(Exercise aim): Reproduce every one of the following lines word for word, keeping their order and all punctuation.

-- START --

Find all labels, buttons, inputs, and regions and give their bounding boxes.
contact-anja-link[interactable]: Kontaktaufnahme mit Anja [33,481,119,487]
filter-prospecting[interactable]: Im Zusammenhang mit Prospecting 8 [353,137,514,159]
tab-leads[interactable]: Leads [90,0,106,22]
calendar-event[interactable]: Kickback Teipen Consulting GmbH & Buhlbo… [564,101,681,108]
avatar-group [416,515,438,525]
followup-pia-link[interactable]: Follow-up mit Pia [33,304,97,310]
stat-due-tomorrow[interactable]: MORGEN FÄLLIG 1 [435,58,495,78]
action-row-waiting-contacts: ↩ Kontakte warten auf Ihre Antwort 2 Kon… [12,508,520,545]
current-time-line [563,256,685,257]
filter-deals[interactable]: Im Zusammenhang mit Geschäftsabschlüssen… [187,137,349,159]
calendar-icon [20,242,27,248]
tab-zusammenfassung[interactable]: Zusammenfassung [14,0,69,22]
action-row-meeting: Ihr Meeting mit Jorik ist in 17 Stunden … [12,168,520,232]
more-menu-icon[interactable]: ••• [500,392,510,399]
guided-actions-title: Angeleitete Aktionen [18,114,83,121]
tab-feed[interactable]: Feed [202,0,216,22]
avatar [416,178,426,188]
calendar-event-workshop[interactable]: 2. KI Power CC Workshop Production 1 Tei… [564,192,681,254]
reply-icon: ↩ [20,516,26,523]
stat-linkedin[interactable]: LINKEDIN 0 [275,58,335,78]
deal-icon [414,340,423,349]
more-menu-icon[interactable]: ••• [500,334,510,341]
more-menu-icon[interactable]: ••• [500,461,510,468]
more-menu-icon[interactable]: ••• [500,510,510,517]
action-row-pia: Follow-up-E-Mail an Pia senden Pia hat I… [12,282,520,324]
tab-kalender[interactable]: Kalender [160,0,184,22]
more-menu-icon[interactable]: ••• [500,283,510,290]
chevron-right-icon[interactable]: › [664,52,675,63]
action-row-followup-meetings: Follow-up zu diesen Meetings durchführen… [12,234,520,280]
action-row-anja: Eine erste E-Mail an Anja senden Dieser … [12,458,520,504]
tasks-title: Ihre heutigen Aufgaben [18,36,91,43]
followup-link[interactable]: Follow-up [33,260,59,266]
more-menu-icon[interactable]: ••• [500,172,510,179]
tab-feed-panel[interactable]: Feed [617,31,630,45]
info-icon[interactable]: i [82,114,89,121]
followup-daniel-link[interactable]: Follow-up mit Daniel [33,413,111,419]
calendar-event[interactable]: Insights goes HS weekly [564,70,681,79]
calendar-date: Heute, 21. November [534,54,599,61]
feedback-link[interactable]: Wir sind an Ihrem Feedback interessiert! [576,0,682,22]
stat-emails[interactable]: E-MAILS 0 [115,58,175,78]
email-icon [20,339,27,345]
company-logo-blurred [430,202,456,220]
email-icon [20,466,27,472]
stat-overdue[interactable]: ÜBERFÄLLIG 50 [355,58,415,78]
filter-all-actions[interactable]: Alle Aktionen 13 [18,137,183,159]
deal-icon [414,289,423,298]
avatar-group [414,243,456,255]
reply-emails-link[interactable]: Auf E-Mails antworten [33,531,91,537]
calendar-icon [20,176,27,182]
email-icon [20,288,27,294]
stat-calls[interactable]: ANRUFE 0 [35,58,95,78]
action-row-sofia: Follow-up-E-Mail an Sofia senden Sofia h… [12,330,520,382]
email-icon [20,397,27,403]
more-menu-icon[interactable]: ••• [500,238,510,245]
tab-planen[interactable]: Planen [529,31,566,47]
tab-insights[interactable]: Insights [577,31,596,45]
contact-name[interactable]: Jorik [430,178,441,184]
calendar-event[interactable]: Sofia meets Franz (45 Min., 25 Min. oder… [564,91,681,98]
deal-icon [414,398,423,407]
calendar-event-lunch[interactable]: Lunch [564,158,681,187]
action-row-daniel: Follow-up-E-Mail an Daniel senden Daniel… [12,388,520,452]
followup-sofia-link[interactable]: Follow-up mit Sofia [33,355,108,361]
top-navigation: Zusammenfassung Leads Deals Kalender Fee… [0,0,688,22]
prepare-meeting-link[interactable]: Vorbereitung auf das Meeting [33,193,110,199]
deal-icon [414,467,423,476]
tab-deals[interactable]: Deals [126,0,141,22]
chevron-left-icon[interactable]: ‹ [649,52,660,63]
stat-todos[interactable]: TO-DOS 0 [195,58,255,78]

-- END --

(Written reply):
Find all labels, buttons, inputs, and regions and give their bounding boxes.
contact-anja-link[interactable]: Kontaktaufnahme mit Anja [33,481,119,487]
filter-prospecting[interactable]: Im Zusammenhang mit Prospecting 8 [353,137,514,159]
tab-leads[interactable]: Leads [90,0,106,22]
calendar-event[interactable]: Kickback Teipen Consulting GmbH & Buhlbo… [564,101,681,108]
avatar-group [416,515,438,525]
followup-pia-link[interactable]: Follow-up mit Pia [33,304,97,310]
stat-due-tomorrow[interactable]: MORGEN FÄLLIG 1 [435,58,495,78]
action-row-waiting-contacts: ↩ Kontakte warten auf Ihre Antwort 2 Kon… [12,508,520,545]
current-time-line [563,256,685,257]
filter-deals[interactable]: Im Zusammenhang mit Geschäftsabschlüssen… [187,137,349,159]
calendar-icon [20,242,27,248]
tab-zusammenfassung[interactable]: Zusammenfassung [14,0,69,22]
action-row-meeting: Ihr Meeting mit Jorik ist in 17 Stunden … [12,168,520,232]
more-menu-icon[interactable]: ••• [500,392,510,399]
guided-actions-title: Angeleitete Aktionen [18,114,83,121]
tab-feed[interactable]: Feed [202,0,216,22]
avatar [416,178,426,188]
calendar-event-workshop[interactable]: 2. KI Power CC Workshop Production 1 Tei… [564,192,681,254]
reply-icon: ↩ [20,516,26,523]
stat-linkedin[interactable]: LINKEDIN 0 [275,58,335,78]
deal-icon [414,340,423,349]
more-menu-icon[interactable]: ••• [500,334,510,341]
more-menu-icon[interactable]: ••• [500,461,510,468]
more-menu-icon[interactable]: ••• [500,510,510,517]
action-row-pia: Follow-up-E-Mail an Pia senden Pia hat I… [12,282,520,324]
tab-kalender[interactable]: Kalender [160,0,184,22]
more-menu-icon[interactable]: ••• [500,283,510,290]
chevron-right-icon[interactable]: › [664,52,675,63]
action-row-followup-meetings: Follow-up zu diesen Meetings durchführen… [12,234,520,280]
action-row-anja: Eine erste E-Mail an Anja senden Dieser … [12,458,520,504]
tasks-title: Ihre heutigen Aufgaben [18,36,91,43]
followup-link[interactable]: Follow-up [33,260,59,266]
more-menu-icon[interactable]: ••• [500,172,510,179]
tab-feed-panel[interactable]: Feed [617,31,630,45]
info-icon[interactable]: i [82,114,89,121]
followup-daniel-link[interactable]: Follow-up mit Daniel [33,413,111,419]
calendar-event[interactable]: Insights goes HS weekly [564,70,681,79]
calendar-date: Heute, 21. November [534,54,599,61]
feedback-link[interactable]: Wir sind an Ihrem Feedback interessiert! [576,0,682,22]
stat-emails[interactable]: E-MAILS 0 [115,58,175,78]
email-icon [20,339,27,345]
company-logo-blurred [430,202,456,220]
email-icon [20,466,27,472]
stat-overdue[interactable]: ÜBERFÄLLIG 50 [355,58,415,78]
filter-all-actions[interactable]: Alle Aktionen 13 [18,137,183,159]
deal-icon [414,289,423,298]
avatar-group [414,243,456,255]
reply-emails-link[interactable]: Auf E-Mails antworten [33,531,91,537]
calendar-icon [20,176,27,182]
email-icon [20,288,27,294]
stat-calls[interactable]: ANRUFE 0 [35,58,95,78]
action-row-sofia: Follow-up-E-Mail an Sofia senden Sofia h… [12,330,520,382]
email-icon [20,397,27,403]
more-menu-icon[interactable]: ••• [500,238,510,245]
tab-planen[interactable]: Planen [529,31,566,47]
tab-insights[interactable]: Insights [577,31,596,45]
contact-name[interactable]: Jorik [430,178,441,184]
calendar-event[interactable]: Sofia meets Franz (45 Min., 25 Min. oder… [564,91,681,98]
deal-icon [414,398,423,407]
calendar-event-lunch[interactable]: Lunch [564,158,681,187]
action-row-daniel: Follow-up-E-Mail an Daniel senden Daniel… [12,388,520,452]
followup-sofia-link[interactable]: Follow-up mit Sofia [33,355,108,361]
top-navigation: Zusammenfassung Leads Deals Kalender Fee… [0,0,688,22]
prepare-meeting-link[interactable]: Vorbereitung auf das Meeting [33,193,110,199]
deal-icon [414,467,423,476]
tab-deals[interactable]: Deals [126,0,141,22]
chevron-left-icon[interactable]: ‹ [649,52,660,63]
stat-todos[interactable]: TO-DOS 0 [195,58,255,78]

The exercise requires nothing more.